RECORDS FOR THE EXERCISE Block Start
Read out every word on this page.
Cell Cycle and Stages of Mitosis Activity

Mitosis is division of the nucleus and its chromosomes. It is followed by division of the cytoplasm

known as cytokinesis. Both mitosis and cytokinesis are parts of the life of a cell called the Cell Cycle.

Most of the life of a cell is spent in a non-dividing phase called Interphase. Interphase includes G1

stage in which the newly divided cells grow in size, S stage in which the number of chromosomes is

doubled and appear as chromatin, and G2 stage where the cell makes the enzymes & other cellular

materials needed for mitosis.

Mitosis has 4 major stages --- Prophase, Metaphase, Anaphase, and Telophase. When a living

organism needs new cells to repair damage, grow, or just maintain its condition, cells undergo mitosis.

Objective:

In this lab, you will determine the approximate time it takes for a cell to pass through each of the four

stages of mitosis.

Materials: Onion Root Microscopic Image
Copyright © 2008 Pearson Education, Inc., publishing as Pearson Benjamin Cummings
RECORDS FOR THE EXERCISE Block End
**WHAT THE EXERCISE ASKS**
Please return a copy of each line in the entries that has the string "cells".

**OUTPUT**
stage in which the newly divided cells grow in size, S stage in which the number of chromosomes is
organism needs new cells to repair damage, grow, or just maintain its condition, cells undergo mitosis.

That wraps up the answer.